RECORDS FOR THIS TASK:
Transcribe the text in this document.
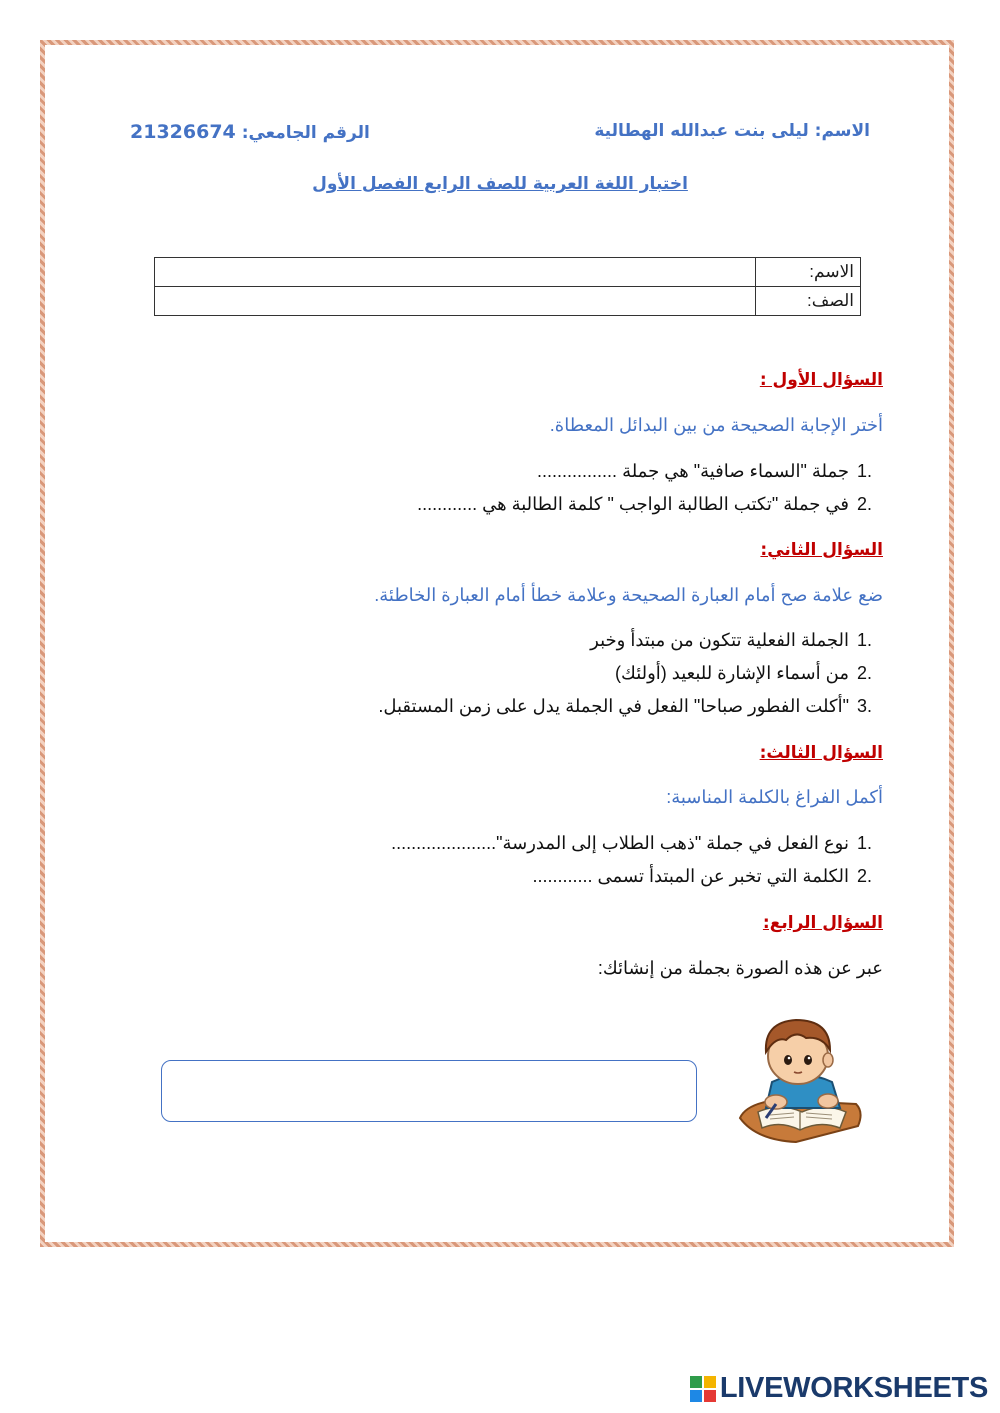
الاسم: ليلى بنت عبدالله الهطالية
الرقم الجامعي: 21326674
اختبار اللغة العربية للصف الرابع الفصل الأول
الاسم:	
الصف:	
السؤال الأول :
أختر الإجابة الصحيحة من بين البدائل المعطاة.
1.
جملة "السماء صافية" هي جملة ................
2.
في جملة "تكتب الطالبة الواجب " كلمة الطالبة هي ............
السؤال الثاني:
ضع علامة صح أمام العبارة الصحيحة وعلامة خطأ أمام العبارة الخاطئة.
1.
الجملة الفعلية تتكون من مبتدأ وخبر
2.
من أسماء الإشارة للبعيد (أولئك)
3.
"أكلت الفطور صباحا" الفعل في الجملة يدل على زمن المستقبل.
السؤال الثالث:
أكمل الفراغ بالكلمة المناسبة:
1.
نوع الفعل في جملة "ذهب الطلاب إلى المدرسة".....................
2.
الكلمة التي تخبر عن المبتدأ تسمى ............
السؤال الرابع:
عبر عن هذه الصورة بجملة من إنشائك:
LIVEWORKSHEETS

SHORT PROBLEM:
Copy out all of the material exactly as written, without its pictures.

WORKED SOLUTION:
Transcribe the text in this document.
الاسم: ليلى بنت عبدالله الهطالية
الرقم الجامعي: 21326674
اختبار اللغة العربية للصف الرابع الفصل الأول
الاسم:	
الصف:	
السؤال الأول :
أختر الإجابة الصحيحة من بين البدائل المعطاة.
1.
جملة "السماء صافية" هي جملة ................
2.
في جملة "تكتب الطالبة الواجب " كلمة الطالبة هي ............
السؤال الثاني:
ضع علامة صح أمام العبارة الصحيحة وعلامة خطأ أمام العبارة الخاطئة.
1.
الجملة الفعلية تتكون من مبتدأ وخبر
2.
من أسماء الإشارة للبعيد (أولئك)
3.
"أكلت الفطور صباحا" الفعل في الجملة يدل على زمن المستقبل.
السؤال الثالث:
أكمل الفراغ بالكلمة المناسبة:
1.
نوع الفعل في جملة "ذهب الطلاب إلى المدرسة".....................
2.
الكلمة التي تخبر عن المبتدأ تسمى ............
السؤال الرابع:
عبر عن هذه الصورة بجملة من إنشائك:
LIVEWORKSHEETS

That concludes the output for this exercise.